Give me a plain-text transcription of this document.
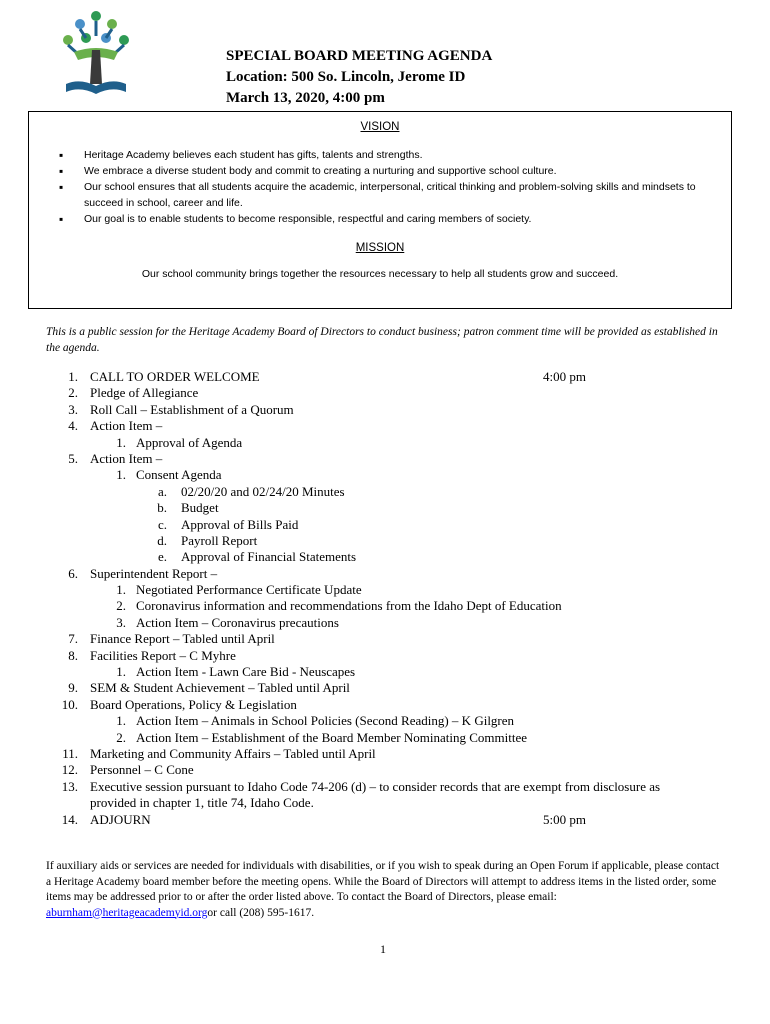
SPECIAL BOARD MEETING AGENDA
Location: 500 So. Lincoln, Jerome ID
March 13, 2020, 4:00 pm
VISION
▪ Heritage Academy believes each student has gifts, talents and strengths.
▪ We embrace a diverse student body and commit to creating a nurturing and supportive school culture.
▪ Our school ensures that all students acquire the academic, interpersonal, critical thinking and problem-solving skills and mindsets to succeed in school, career and life.
▪ Our goal is to enable students to become responsible, respectful and caring members of society.
MISSION
Our school community brings together the resources necessary to help all students grow and succeed.
This is a public session for the Heritage Academy Board of Directors to conduct business; patron comment time will be provided as established in the agenda.
1. CALL TO ORDER WELCOME	4:00 pm
2. Pledge of Allegiance
3. Roll Call – Establishment of a Quorum
4. Action Item –
1. Approval of Agenda
5. Action Item –
1. Consent Agenda
a. 02/20/20 and 02/24/20 Minutes
b. Budget
c. Approval of Bills Paid
d. Payroll Report
e. Approval of Financial Statements
6. Superintendent Report –
1. Negotiated Performance Certificate Update
2. Coronavirus information and recommendations from the Idaho Dept of Education
3. Action Item – Coronavirus precautions
7. Finance Report – Tabled until April
8. Facilities Report – C Myhre
1. Action Item - Lawn Care Bid - Neuscapes
9. SEM & Student Achievement – Tabled until April
10. Board Operations, Policy & Legislation
1. Action Item – Animals in School Policies (Second Reading) – K Gilgren
2. Action Item – Establishment of the Board Member Nominating Committee
11. Marketing and Community Affairs – Tabled until April
12. Personnel – C Cone
13. Executive session pursuant to Idaho Code 74-206 (d) – to consider records that are exempt from disclosure as
provided in chapter 1, title 74, Idaho Code.
14. ADJOURN	5:00 pm
If auxiliary aids or services are needed for individuals with disabilities, or if you wish to speak during an Open Forum if applicable, please contact a Heritage Academy board member before the meeting opens. While the Board of Directors will attempt to address items in the listed order, some items may be addressed prior to or after the order listed above. To contact the Board of Directors, please email: aburnham@heritageacademyid.orgor call (208) 595-1617.
1
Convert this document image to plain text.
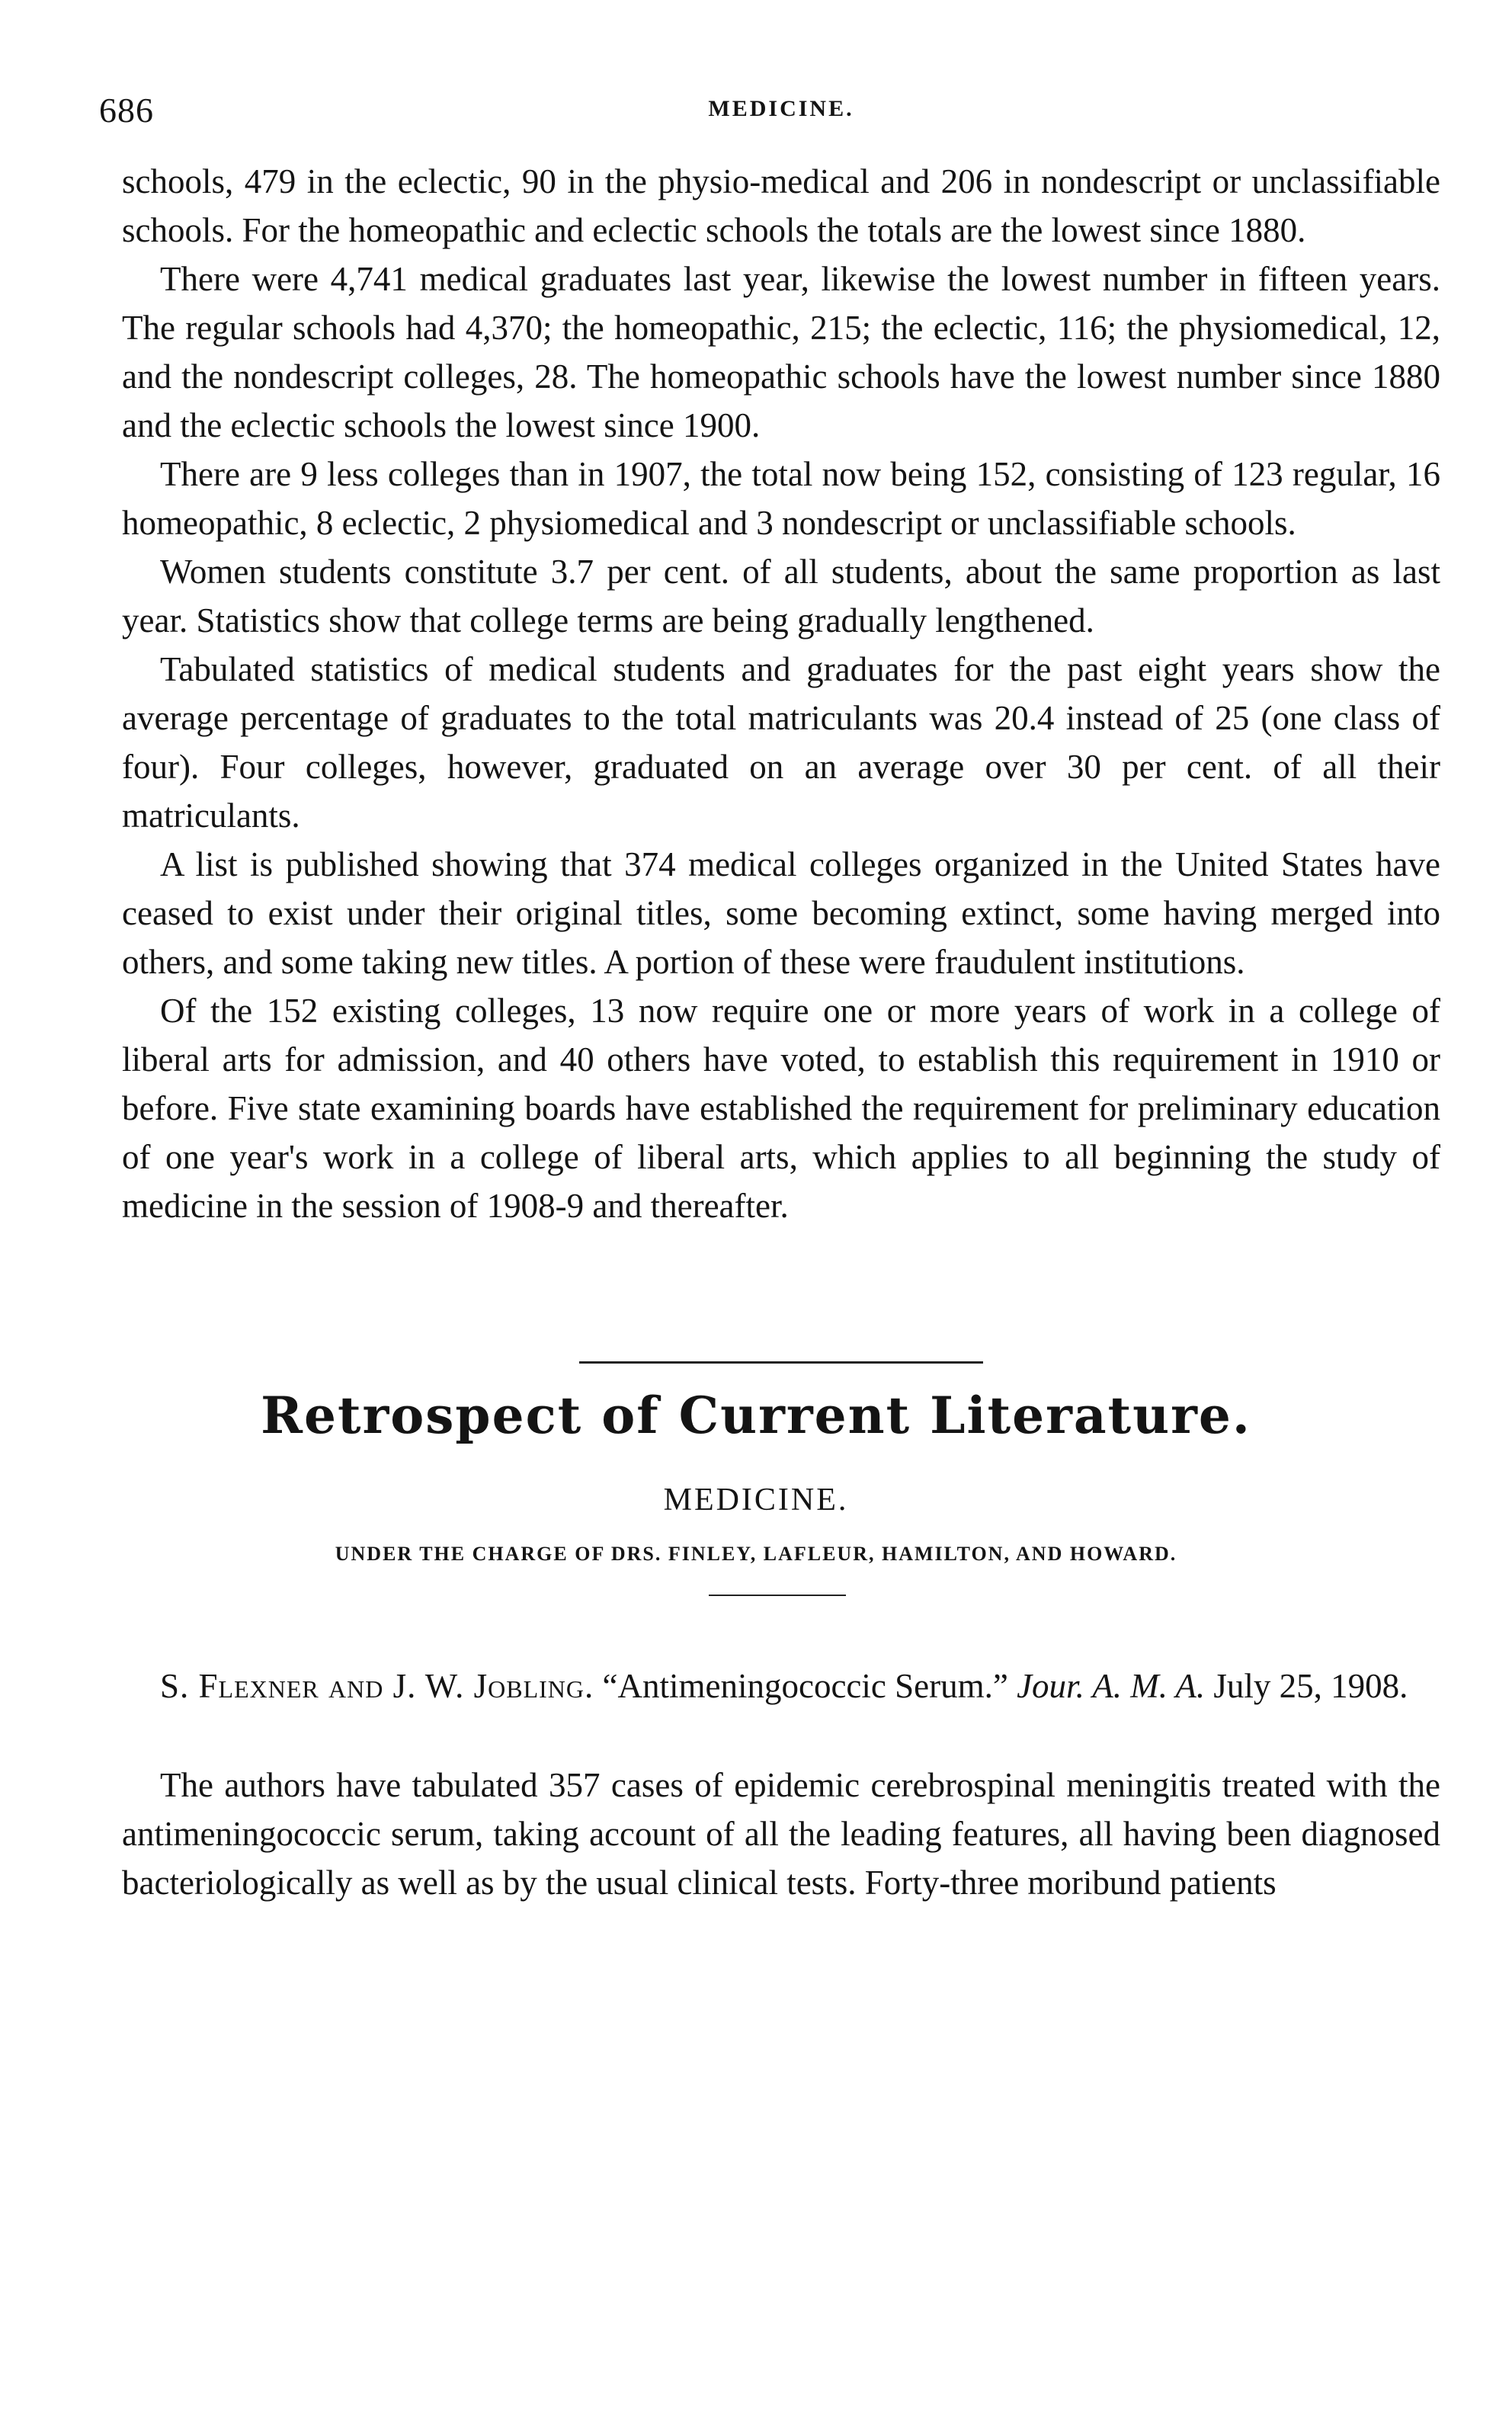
686	MEDICINE.

schools, 479 in the eclectic, 90 in the physio-medical and 206 in nondescript or unclassifiable schools. For the homeopathic and eclectic schools the totals are the lowest since 1880.

There were 4,741 medical graduates last year, likewise the lowest number in fifteen years. The regular schools had 4,370; the homeopathic, 215; the eclectic, 116; the physiomedical, 12, and the nondescript colleges, 28. The homeopathic schools have the lowest number since 1880 and the eclectic schools the lowest since 1900.

There are 9 less colleges than in 1907, the total now being 152, consisting of 123 regular, 16 homeopathic, 8 eclectic, 2 physiomedical and 3 nondescript or unclassifiable schools.

Women students constitute 3.7 per cent. of all students, about the same proportion as last year. Statistics show that college terms are being gradually lengthened.

Tabulated statistics of medical students and graduates for the past eight years show the average percentage of graduates to the total matriculants was 20.4 instead of 25 (one class of four). Four colleges, however, graduated on an average over 30 per cent. of all their matriculants.

A list is published showing that 374 medical colleges organized in the United States have ceased to exist under their original titles, some becoming extinct, some having merged into others, and some taking new titles. A portion of these were fraudulent institutions.

Of the 152 existing colleges, 13 now require one or more years of work in a college of liberal arts for admission, and 40 others have voted, to establish this requirement in 1910 or before. Five state examining boards have established the requirement for preliminary education of one year's work in a college of liberal arts, which applies to all beginning the study of medicine in the session of 1908-9 and thereafter.

Retrospect of Current Literature.
MEDICINE.
UNDER THE CHARGE OF DRS. FINLEY, LAFLEUR, HAMILTON, AND HOWARD.

S. Flexner and J. W. Jobling. “Antimeningococcic Serum.” Jour. A. M. A. July 25, 1908.

The authors have tabulated 357 cases of epidemic cerebrospinal meningitis treated with the antimeningococcic serum, taking account of all the leading features, all having been diagnosed bacteriologically as well as by the usual clinical tests. Forty-three moribund patients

------------------------------

◆ Problem to solve ◆
Only the lines containing the string "Code" are needed; pull them out of the records.

◆ Exercise response ◆
13. Executive session pursuant to Idaho Code 74-206 (d) – to consider records that are exempt from disclosure as
provided in chapter 1, title 74, Idaho Code.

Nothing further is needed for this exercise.